(Element region listings)
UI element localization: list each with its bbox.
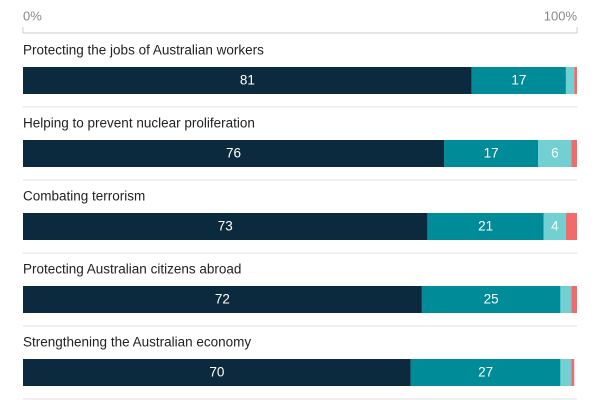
bar-segment bbox=[23, 213, 428, 240]
bar-segment bbox=[427, 213, 544, 240]
bar-segment bbox=[571, 140, 577, 167]
x-tick-label: 100% bbox=[544, 8, 578, 23]
data-label: 70 bbox=[209, 365, 224, 380]
category-label: Protecting the jobs of Australian worker… bbox=[23, 43, 264, 58]
data-label: 81 bbox=[240, 73, 255, 88]
bar-segment bbox=[410, 359, 561, 386]
category-label: Combating terrorism bbox=[23, 189, 145, 204]
data-label: 25 bbox=[484, 292, 499, 307]
bar-segment bbox=[23, 359, 411, 386]
bar-segment bbox=[421, 286, 561, 313]
data-label: 17 bbox=[484, 146, 499, 161]
category-label: Protecting Australian citizens abroad bbox=[23, 262, 241, 277]
data-label: 21 bbox=[478, 219, 493, 234]
bar-segment bbox=[571, 286, 577, 313]
bar-segment bbox=[574, 67, 577, 94]
data-label: 73 bbox=[218, 219, 233, 234]
bar-segment bbox=[444, 140, 539, 167]
category-label: Strengthening the Australian economy bbox=[23, 335, 251, 350]
bar-segment bbox=[571, 359, 575, 386]
bar-segment bbox=[471, 67, 566, 94]
bar-segment bbox=[23, 67, 472, 94]
bar-segment bbox=[560, 286, 572, 313]
data-label: 27 bbox=[478, 365, 493, 380]
data-label: 17 bbox=[511, 73, 526, 88]
data-label: 6 bbox=[551, 146, 559, 161]
data-label: 76 bbox=[226, 146, 241, 161]
bar-segment bbox=[565, 213, 577, 240]
bar-segment bbox=[543, 213, 566, 240]
bar-segment bbox=[23, 140, 445, 167]
bar-segment bbox=[560, 359, 572, 386]
bar-segment bbox=[23, 286, 422, 313]
data-label: 72 bbox=[215, 292, 230, 307]
bar-segment bbox=[565, 67, 575, 94]
x-tick-label: 0% bbox=[23, 8, 42, 23]
bar-segment bbox=[538, 140, 572, 167]
data-label: 4 bbox=[551, 219, 559, 234]
category-label: Helping to prevent nuclear proliferation bbox=[23, 116, 255, 131]
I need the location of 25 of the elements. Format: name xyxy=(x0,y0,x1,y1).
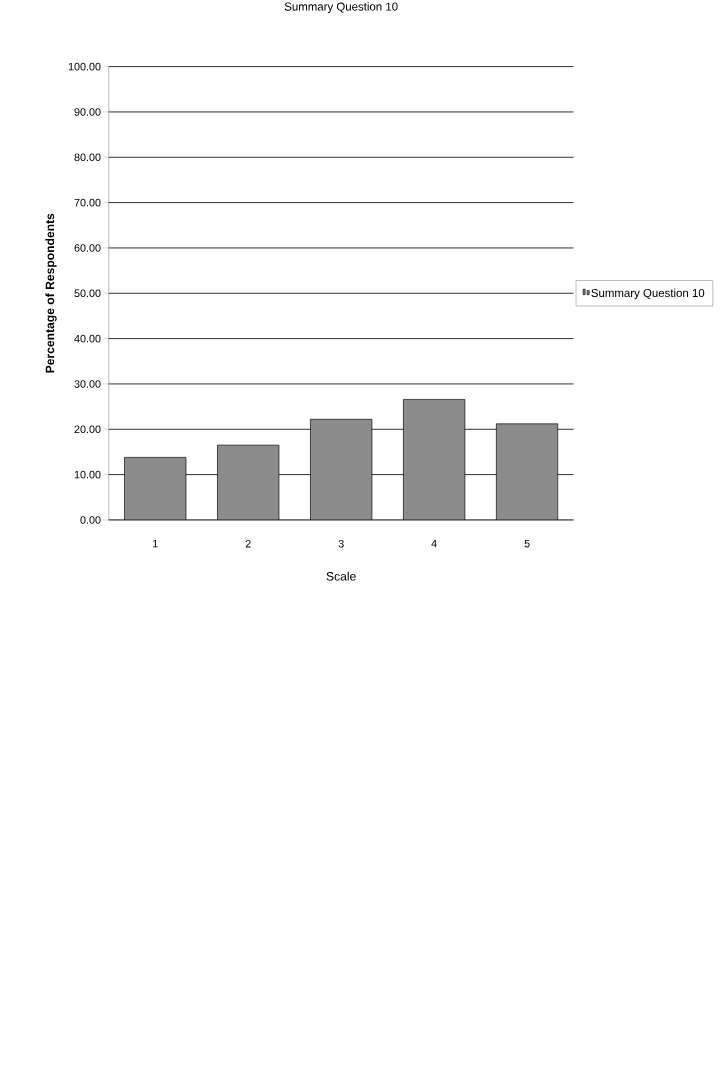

Problem requirements
Pull out each line above that contains the word "Australian".

Task result
category-label: Protecting the jobs of Australian worker… bbox=[23, 43, 264, 58]
category-label: Protecting Australian citizens abroad bbox=[23, 262, 241, 277]
category-label: Strengthening the Australian economy bbox=[23, 335, 251, 350]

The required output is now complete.